_PROBLEM REQUIREMENTS_
Copy out all of the material, matching it word for word.
☆ ☆ ☆ ☆ ☆ ☆ ☆
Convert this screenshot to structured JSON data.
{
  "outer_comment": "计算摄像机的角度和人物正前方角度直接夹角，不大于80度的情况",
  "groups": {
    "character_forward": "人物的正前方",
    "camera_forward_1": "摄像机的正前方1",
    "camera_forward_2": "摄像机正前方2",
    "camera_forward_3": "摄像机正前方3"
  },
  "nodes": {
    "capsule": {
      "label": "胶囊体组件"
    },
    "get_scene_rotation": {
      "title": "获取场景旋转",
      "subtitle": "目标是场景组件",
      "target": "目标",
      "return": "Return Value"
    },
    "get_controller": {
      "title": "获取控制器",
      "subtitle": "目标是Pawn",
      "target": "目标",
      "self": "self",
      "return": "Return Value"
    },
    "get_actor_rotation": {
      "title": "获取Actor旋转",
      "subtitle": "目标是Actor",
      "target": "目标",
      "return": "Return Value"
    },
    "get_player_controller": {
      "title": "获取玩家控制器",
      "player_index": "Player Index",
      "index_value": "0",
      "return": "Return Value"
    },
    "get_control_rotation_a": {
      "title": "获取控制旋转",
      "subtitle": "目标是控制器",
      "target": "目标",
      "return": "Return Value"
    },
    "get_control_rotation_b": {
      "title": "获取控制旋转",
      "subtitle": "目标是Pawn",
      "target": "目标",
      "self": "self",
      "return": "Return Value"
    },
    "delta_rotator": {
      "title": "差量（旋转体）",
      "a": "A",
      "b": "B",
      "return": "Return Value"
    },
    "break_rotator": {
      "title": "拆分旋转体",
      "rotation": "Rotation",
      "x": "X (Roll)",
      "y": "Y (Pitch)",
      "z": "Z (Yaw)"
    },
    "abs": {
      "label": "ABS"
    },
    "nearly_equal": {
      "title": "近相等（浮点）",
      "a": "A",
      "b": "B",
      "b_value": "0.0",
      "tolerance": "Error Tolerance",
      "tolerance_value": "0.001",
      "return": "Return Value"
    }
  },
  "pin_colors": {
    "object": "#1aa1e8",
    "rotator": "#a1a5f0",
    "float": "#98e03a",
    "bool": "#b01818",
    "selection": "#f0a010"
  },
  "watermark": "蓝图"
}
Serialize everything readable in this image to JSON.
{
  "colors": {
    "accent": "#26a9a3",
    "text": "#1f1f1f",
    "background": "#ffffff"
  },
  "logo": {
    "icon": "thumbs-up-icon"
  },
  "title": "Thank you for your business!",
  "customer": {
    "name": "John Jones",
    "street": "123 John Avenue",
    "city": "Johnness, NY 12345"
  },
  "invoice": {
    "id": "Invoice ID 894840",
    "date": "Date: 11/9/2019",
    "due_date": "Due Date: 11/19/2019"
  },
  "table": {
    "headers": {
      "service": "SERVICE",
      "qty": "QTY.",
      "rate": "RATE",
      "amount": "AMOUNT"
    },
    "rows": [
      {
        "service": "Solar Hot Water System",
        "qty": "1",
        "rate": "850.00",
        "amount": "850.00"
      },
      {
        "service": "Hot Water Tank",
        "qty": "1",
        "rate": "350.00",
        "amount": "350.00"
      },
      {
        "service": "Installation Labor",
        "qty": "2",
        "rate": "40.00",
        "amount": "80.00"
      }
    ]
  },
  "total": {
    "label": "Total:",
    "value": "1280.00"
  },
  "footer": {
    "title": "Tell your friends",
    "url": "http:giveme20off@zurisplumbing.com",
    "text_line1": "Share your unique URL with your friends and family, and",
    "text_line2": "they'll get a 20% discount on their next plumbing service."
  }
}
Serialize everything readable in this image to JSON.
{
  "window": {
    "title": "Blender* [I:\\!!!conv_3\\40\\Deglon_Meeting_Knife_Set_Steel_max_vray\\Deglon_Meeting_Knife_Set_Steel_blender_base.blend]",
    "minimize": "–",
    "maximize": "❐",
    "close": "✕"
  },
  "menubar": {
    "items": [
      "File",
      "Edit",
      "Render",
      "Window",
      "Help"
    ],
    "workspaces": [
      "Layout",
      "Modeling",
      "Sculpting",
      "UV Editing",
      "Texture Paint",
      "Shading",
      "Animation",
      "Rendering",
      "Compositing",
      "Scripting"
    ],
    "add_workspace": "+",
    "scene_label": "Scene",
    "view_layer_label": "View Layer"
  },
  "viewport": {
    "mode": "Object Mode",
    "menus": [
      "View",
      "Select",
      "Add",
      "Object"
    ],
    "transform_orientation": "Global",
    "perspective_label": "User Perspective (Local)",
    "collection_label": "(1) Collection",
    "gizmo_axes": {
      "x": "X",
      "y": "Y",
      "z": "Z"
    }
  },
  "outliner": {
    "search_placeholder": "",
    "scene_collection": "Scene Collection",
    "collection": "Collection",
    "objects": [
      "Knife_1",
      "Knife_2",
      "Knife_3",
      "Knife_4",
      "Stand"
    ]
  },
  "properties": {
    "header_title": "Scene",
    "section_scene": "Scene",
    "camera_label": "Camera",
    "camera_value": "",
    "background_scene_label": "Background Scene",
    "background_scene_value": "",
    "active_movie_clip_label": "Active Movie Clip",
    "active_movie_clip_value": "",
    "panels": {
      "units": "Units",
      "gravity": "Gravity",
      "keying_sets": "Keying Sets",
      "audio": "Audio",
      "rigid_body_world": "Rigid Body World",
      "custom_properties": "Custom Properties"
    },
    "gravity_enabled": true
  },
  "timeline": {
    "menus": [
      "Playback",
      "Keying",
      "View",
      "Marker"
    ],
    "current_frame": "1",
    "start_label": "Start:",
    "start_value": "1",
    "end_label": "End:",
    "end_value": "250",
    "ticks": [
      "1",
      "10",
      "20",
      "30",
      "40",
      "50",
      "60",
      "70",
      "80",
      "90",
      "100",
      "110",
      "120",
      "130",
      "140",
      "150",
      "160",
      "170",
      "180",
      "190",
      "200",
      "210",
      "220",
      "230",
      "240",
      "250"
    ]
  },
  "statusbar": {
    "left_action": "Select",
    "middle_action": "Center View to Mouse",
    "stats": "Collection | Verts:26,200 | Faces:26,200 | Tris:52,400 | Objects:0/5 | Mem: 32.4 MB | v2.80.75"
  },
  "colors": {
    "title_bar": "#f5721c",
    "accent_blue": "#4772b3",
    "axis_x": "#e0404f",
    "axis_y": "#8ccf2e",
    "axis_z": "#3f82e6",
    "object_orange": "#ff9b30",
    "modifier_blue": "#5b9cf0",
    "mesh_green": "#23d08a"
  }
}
☆ ☆ ☆ ☆ ☆ ☆ ☆
_EXPECTED ANSWER_
Convert this screenshot to structured JSON data.
{
  "outer_comment": "计算摄像机的角度和人物正前方角度直接夹角，不大于80度的情况",
  "groups": {
    "character_forward": "人物的正前方",
    "camera_forward_1": "摄像机的正前方1",
    "camera_forward_2": "摄像机正前方2",
    "camera_forward_3": "摄像机正前方3"
  },
  "nodes": {
    "capsule": {
      "label": "胶囊体组件"
    },
    "get_scene_rotation": {
      "title": "获取场景旋转",
      "subtitle": "目标是场景组件",
      "target": "目标",
      "return": "Return Value"
    },
    "get_controller": {
      "title": "获取控制器",
      "subtitle": "目标是Pawn",
      "target": "目标",
      "self": "self",
      "return": "Return Value"
    },
    "get_actor_rotation": {
      "title": "获取Actor旋转",
      "subtitle": "目标是Actor",
      "target": "目标",
      "return": "Return Value"
    },
    "get_player_controller": {
      "title": "获取玩家控制器",
      "player_index": "Player Index",
      "index_value": "0",
      "return": "Return Value"
    },
    "get_control_rotation_a": {
      "title": "获取控制旋转",
      "subtitle": "目标是控制器",
      "target": "目标",
      "return": "Return Value"
    },
    "get_control_rotation_b": {
      "title": "获取控制旋转",
      "subtitle": "目标是Pawn",
      "target": "目标",
      "self": "self",
      "return": "Return Value"
    },
    "delta_rotator": {
      "title": "差量（旋转体）",
      "a": "A",
      "b": "B",
      "return": "Return Value"
    },
    "break_rotator": {
      "title": "拆分旋转体",
      "rotation": "Rotation",
      "x": "X (Roll)",
      "y": "Y (Pitch)",
      "z": "Z (Yaw)"
    },
    "abs": {
      "label": "ABS"
    },
    "nearly_equal": {
      "title": "近相等（浮点）",
      "a": "A",
      "b": "B",
      "b_value": "0.0",
      "tolerance": "Error Tolerance",
      "tolerance_value": "0.001",
      "return": "Return Value"
    }
  },
  "pin_colors": {
    "object": "#1aa1e8",
    "rotator": "#a1a5f0",
    "float": "#98e03a",
    "bool": "#b01818",
    "selection": "#f0a010"
  },
  "watermark": "蓝图"
}
Serialize everything readable in this image to JSON.
{
  "colors": {
    "accent": "#26a9a3",
    "text": "#1f1f1f",
    "background": "#ffffff"
  },
  "logo": {
    "icon": "thumbs-up-icon"
  },
  "title": "Thank you for your business!",
  "customer": {
    "name": "John Jones",
    "street": "123 John Avenue",
    "city": "Johnness, NY 12345"
  },
  "invoice": {
    "id": "Invoice ID 894840",
    "date": "Date: 11/9/2019",
    "due_date": "Due Date: 11/19/2019"
  },
  "table": {
    "headers": {
      "service": "SERVICE",
      "qty": "QTY.",
      "rate": "RATE",
      "amount": "AMOUNT"
    },
    "rows": [
      {
        "service": "Solar Hot Water System",
        "qty": "1",
        "rate": "850.00",
        "amount": "850.00"
      },
      {
        "service": "Hot Water Tank",
        "qty": "1",
        "rate": "350.00",
        "amount": "350.00"
      },
      {
        "service": "Installation Labor",
        "qty": "2",
        "rate": "40.00",
        "amount": "80.00"
      }
    ]
  },
  "total": {
    "label": "Total:",
    "value": "1280.00"
  },
  "footer": {
    "title": "Tell your friends",
    "url": "http:giveme20off@zurisplumbing.com",
    "text_line1": "Share your unique URL with your friends and family, and",
    "text_line2": "they'll get a 20% discount on their next plumbing service."
  }
}
Serialize everything readable in this image to JSON.
{
  "window": {
    "title": "Blender* [I:\\!!!conv_3\\40\\Deglon_Meeting_Knife_Set_Steel_max_vray\\Deglon_Meeting_Knife_Set_Steel_blender_base.blend]",
    "minimize": "–",
    "maximize": "❐",
    "close": "✕"
  },
  "menubar": {
    "items": [
      "File",
      "Edit",
      "Render",
      "Window",
      "Help"
    ],
    "workspaces": [
      "Layout",
      "Modeling",
      "Sculpting",
      "UV Editing",
      "Texture Paint",
      "Shading",
      "Animation",
      "Rendering",
      "Compositing",
      "Scripting"
    ],
    "add_workspace": "+",
    "scene_label": "Scene",
    "view_layer_label": "View Layer"
  },
  "viewport": {
    "mode": "Object Mode",
    "menus": [
      "View",
      "Select",
      "Add",
      "Object"
    ],
    "transform_orientation": "Global",
    "perspective_label": "User Perspective (Local)",
    "collection_label": "(1) Collection",
    "gizmo_axes": {
      "x": "X",
      "y": "Y",
      "z": "Z"
    }
  },
  "outliner": {
    "search_placeholder": "",
    "scene_collection": "Scene Collection",
    "collection": "Collection",
    "objects": [
      "Knife_1",
      "Knife_2",
      "Knife_3",
      "Knife_4",
      "Stand"
    ]
  },
  "properties": {
    "header_title": "Scene",
    "section_scene": "Scene",
    "camera_label": "Camera",
    "camera_value": "",
    "background_scene_label": "Background Scene",
    "background_scene_value": "",
    "active_movie_clip_label": "Active Movie Clip",
    "active_movie_clip_value": "",
    "panels": {
      "units": "Units",
      "gravity": "Gravity",
      "keying_sets": "Keying Sets",
      "audio": "Audio",
      "rigid_body_world": "Rigid Body World",
      "custom_properties": "Custom Properties"
    },
    "gravity_enabled": true
  },
  "timeline": {
    "menus": [
      "Playback",
      "Keying",
      "View",
      "Marker"
    ],
    "current_frame": "1",
    "start_label": "Start:",
    "start_value": "1",
    "end_label": "End:",
    "end_value": "250",
    "ticks": [
      "1",
      "10",
      "20",
      "30",
      "40",
      "50",
      "60",
      "70",
      "80",
      "90",
      "100",
      "110",
      "120",
      "130",
      "140",
      "150",
      "160",
      "170",
      "180",
      "190",
      "200",
      "210",
      "220",
      "230",
      "240",
      "250"
    ]
  },
  "statusbar": {
    "left_action": "Select",
    "middle_action": "Center View to Mouse",
    "stats": "Collection | Verts:26,200 | Faces:26,200 | Tris:52,400 | Objects:0/5 | Mem: 32.4 MB | v2.80.75"
  },
  "colors": {
    "title_bar": "#f5721c",
    "accent_blue": "#4772b3",
    "axis_x": "#e0404f",
    "axis_y": "#8ccf2e",
    "axis_z": "#3f82e6",
    "object_orange": "#ff9b30",
    "modifier_blue": "#5b9cf0",
    "mesh_green": "#23d08a"
  }
}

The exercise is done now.